# START OF DATA EXTRACT
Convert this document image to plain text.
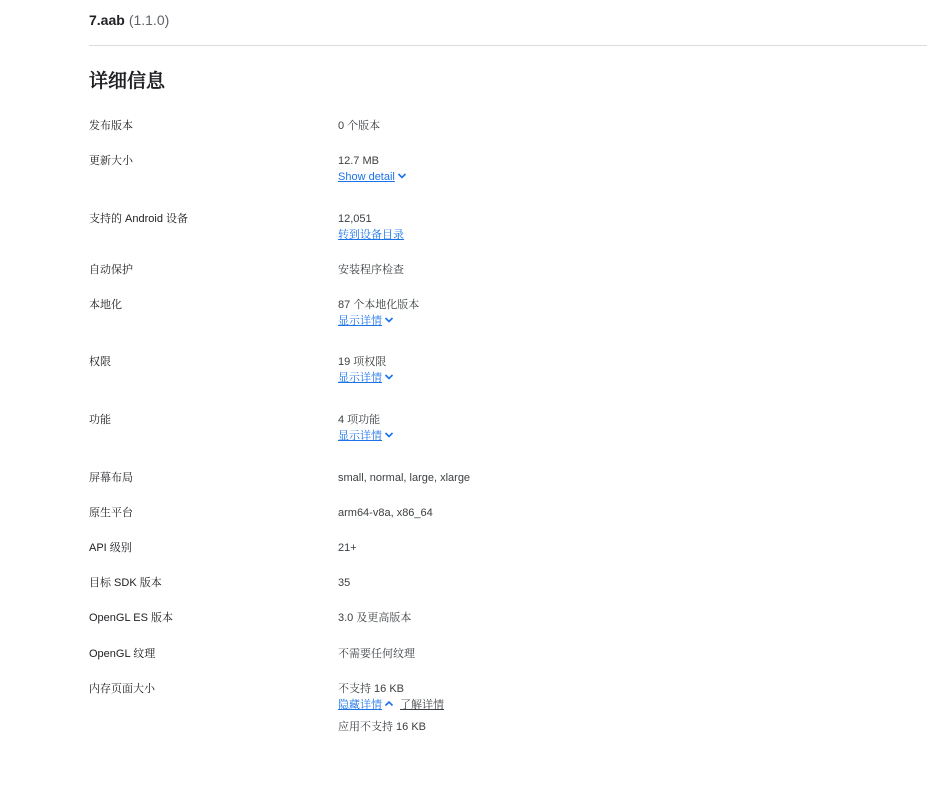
7.aab (1.1.0)
详细信息
发布版本	0 个版本
更新大小	12.7 MB
Show detail
支持的 Android 设备	12,051
转到设备目录
自动保护	安装程序检查
本地化	87 个本地化版本
显示详情
权限	19 项权限
显示详情
功能	4 项功能
显示详情
屏幕布局	small, normal, large, xlarge
原生平台	arm64-v8a, x86_64
API 级别	21+
目标 SDK 版本	35
OpenGL ES 版本	3.0 及更高版本
OpenGL 纹理	不需要任何纹理
内存页面大小	不支持 16 KB
隐藏详情 了解详情
应用不支持 16 KB
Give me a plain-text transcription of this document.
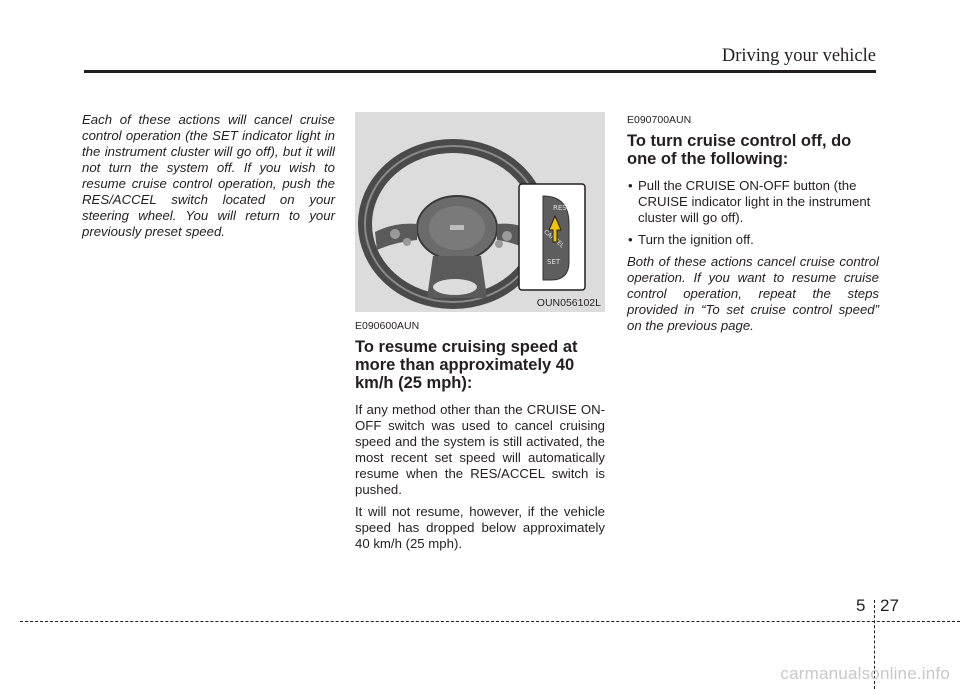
Driving your vehicle

Each of these actions will cancel cruise control operation (the SET indicator light in the instrument cluster will go off), but it will not turn the system off. If you wish to resume cruise control operation, push the RES/ACCEL switch located on your steering wheel. You will return to your previously preset speed.

RES
SET
OUN056102L

E090600AUN

To resume cruising speed at more than approximately 40 km/h (25 mph):

If any method other than the CRUISE ON-OFF switch was used to cancel cruising speed and the system is still activated, the most recent set speed will automatically resume when the RES/ACCEL switch is pushed.

It will not resume, however, if the vehicle speed has dropped below approximately 40 km/h (25 mph).

E090700AUN

To turn cruise control off, do one of the following:
• Pull the CRUISE ON-OFF button (the CRUISE indicator light in the instrument cluster will go off).
• Turn the ignition off.

Both of these actions cancel cruise control operation. If you want to resume cruise control operation, repeat the steps provided in “To set cruise control speed” on the previous page.

5 27
carmanualsonline.info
# END OF DATA EXTRACT
## SHORT EXERCISE
Filter the records above for "than" and copy every matching line.

## EXERCISE OUTPUT
To resume cruising speed at more than approximately 40 km/h (25 mph):
If any method other than the CRUISE ON-OFF switch was used to cancel cruising speed and the system is still activated, the most recent set speed will automatically resume when the RES/ACCEL switch is pushed.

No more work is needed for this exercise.